Transcribe each of the records below exactly, excluding all pictures.

>> START MATERIAL PROVIDED

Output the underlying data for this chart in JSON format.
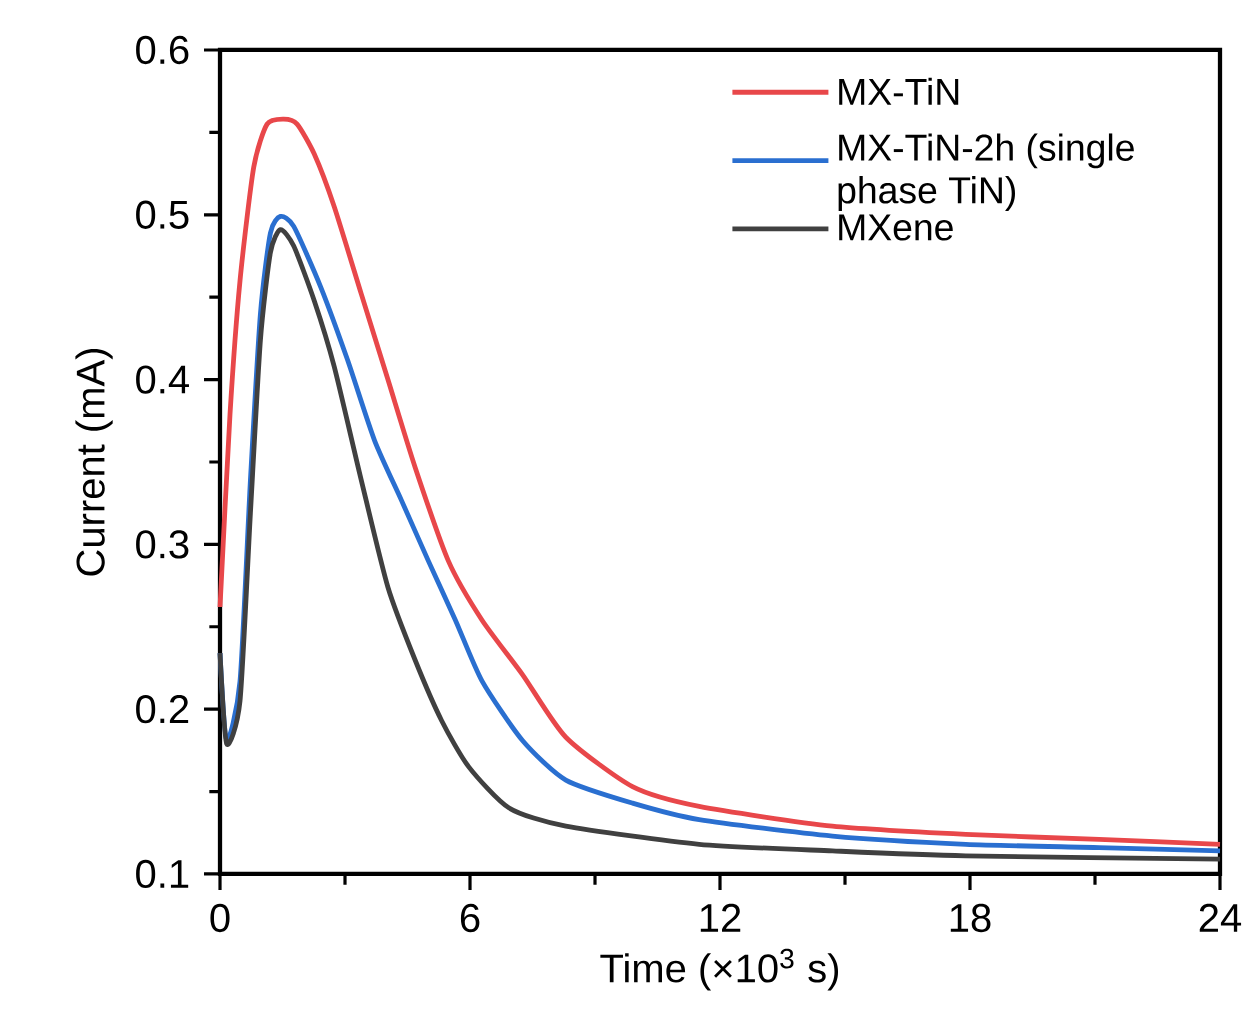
{
  "chart_data": {
    "type": "line",
    "xlabel": "Time (×10$^{3}$ s)",
    "ylabel": "Current (mA)",
    "xlim": [
      0,
      24
    ],
    "xticks": [
      0,
      6,
      12,
      18,
      24
    ],
    "ylim": [
      0.1,
      0.6
    ],
    "yticks": [
      0.1,
      0.2,
      0.3,
      0.4,
      0.5,
      0.6
    ],
    "legend": "top right",
    "grid": false,
    "marker": "none",
    "line_style": "solid",
    "series": [
      {
        "name": "MX-TiN",
        "color": "#e8474a",
        "x": [
          0,
          0.24,
          0.48,
          0.81,
          1.13,
          1.53,
          1.85,
          2.26,
          2.74,
          3.39,
          4.03,
          4.68,
          5.48,
          6.29,
          7.26,
          8.3,
          9.9,
          11.5,
          14.7,
          17.9,
          21.1,
          24
        ],
        "values": [
          0.262,
          0.379,
          0.46,
          0.529,
          0.555,
          0.558,
          0.555,
          0.537,
          0.505,
          0.452,
          0.4,
          0.347,
          0.29,
          0.254,
          0.221,
          0.183,
          0.153,
          0.141,
          0.129,
          0.124,
          0.121,
          0.118
        ]
      },
      {
        "name": "MX-TiN-2h (single phase TiN)",
        "color": "#2a6fd0",
        "x": [
          0,
          0.16,
          0.48,
          0.73,
          0.97,
          1.21,
          1.45,
          1.77,
          2.42,
          3.06,
          3.71,
          4.35,
          5.0,
          5.65,
          6.29,
          7.26,
          8.3,
          9.9,
          11.5,
          14.7,
          17.9,
          21.1,
          24
        ],
        "values": [
          0.234,
          0.181,
          0.217,
          0.339,
          0.44,
          0.489,
          0.499,
          0.493,
          0.456,
          0.412,
          0.363,
          0.327,
          0.29,
          0.254,
          0.217,
          0.181,
          0.157,
          0.143,
          0.133,
          0.123,
          0.118,
          0.116,
          0.114
        ]
      },
      {
        "name": "MXene",
        "color": "#404040",
        "x": [
          0,
          0.16,
          0.48,
          0.73,
          0.97,
          1.21,
          1.45,
          1.77,
          2.26,
          2.74,
          3.39,
          4.03,
          4.68,
          5.32,
          5.97,
          6.94,
          8.3,
          11.5,
          14.7,
          17.9,
          24
        ],
        "values": [
          0.234,
          0.179,
          0.205,
          0.319,
          0.424,
          0.477,
          0.491,
          0.481,
          0.448,
          0.408,
          0.339,
          0.274,
          0.23,
          0.193,
          0.165,
          0.14,
          0.129,
          0.118,
          0.114,
          0.111,
          0.109
        ]
      }
    ]
  }
}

>> END MATERIAL PROVIDED

SOLUTION TO THIS TASK>
Output the underlying data for this chart in JSON format.
{
  "chart_data": {
    "type": "line",
    "xlabel": "Time (×10$^{3}$ s)",
    "ylabel": "Current (mA)",
    "xlim": [
      0,
      24
    ],
    "xticks": [
      0,
      6,
      12,
      18,
      24
    ],
    "ylim": [
      0.1,
      0.6
    ],
    "yticks": [
      0.1,
      0.2,
      0.3,
      0.4,
      0.5,
      0.6
    ],
    "legend": "top right",
    "grid": false,
    "marker": "none",
    "line_style": "solid",
    "series": [
      {
        "name": "MX-TiN",
        "color": "#e8474a",
        "x": [
          0,
          0.24,
          0.48,
          0.81,
          1.13,
          1.53,
          1.85,
          2.26,
          2.74,
          3.39,
          4.03,
          4.68,
          5.48,
          6.29,
          7.26,
          8.3,
          9.9,
          11.5,
          14.7,
          17.9,
          21.1,
          24
        ],
        "values": [
          0.262,
          0.379,
          0.46,
          0.529,
          0.555,
          0.558,
          0.555,
          0.537,
          0.505,
          0.452,
          0.4,
          0.347,
          0.29,
          0.254,
          0.221,
          0.183,
          0.153,
          0.141,
          0.129,
          0.124,
          0.121,
          0.118
        ]
      },
      {
        "name": "MX-TiN-2h (single phase TiN)",
        "color": "#2a6fd0",
        "x": [
          0,
          0.16,
          0.48,
          0.73,
          0.97,
          1.21,
          1.45,
          1.77,
          2.42,
          3.06,
          3.71,
          4.35,
          5.0,
          5.65,
          6.29,
          7.26,
          8.3,
          9.9,
          11.5,
          14.7,
          17.9,
          21.1,
          24
        ],
        "values": [
          0.234,
          0.181,
          0.217,
          0.339,
          0.44,
          0.489,
          0.499,
          0.493,
          0.456,
          0.412,
          0.363,
          0.327,
          0.29,
          0.254,
          0.217,
          0.181,
          0.157,
          0.143,
          0.133,
          0.123,
          0.118,
          0.116,
          0.114
        ]
      },
      {
        "name": "MXene",
        "color": "#404040",
        "x": [
          0,
          0.16,
          0.48,
          0.73,
          0.97,
          1.21,
          1.45,
          1.77,
          2.26,
          2.74,
          3.39,
          4.03,
          4.68,
          5.32,
          5.97,
          6.94,
          8.3,
          11.5,
          14.7,
          17.9,
          24
        ],
        "values": [
          0.234,
          0.179,
          0.205,
          0.319,
          0.424,
          0.477,
          0.491,
          0.481,
          0.448,
          0.408,
          0.339,
          0.274,
          0.23,
          0.193,
          0.165,
          0.14,
          0.129,
          0.118,
          0.114,
          0.111,
          0.109
        ]
      }
    ]
  }
}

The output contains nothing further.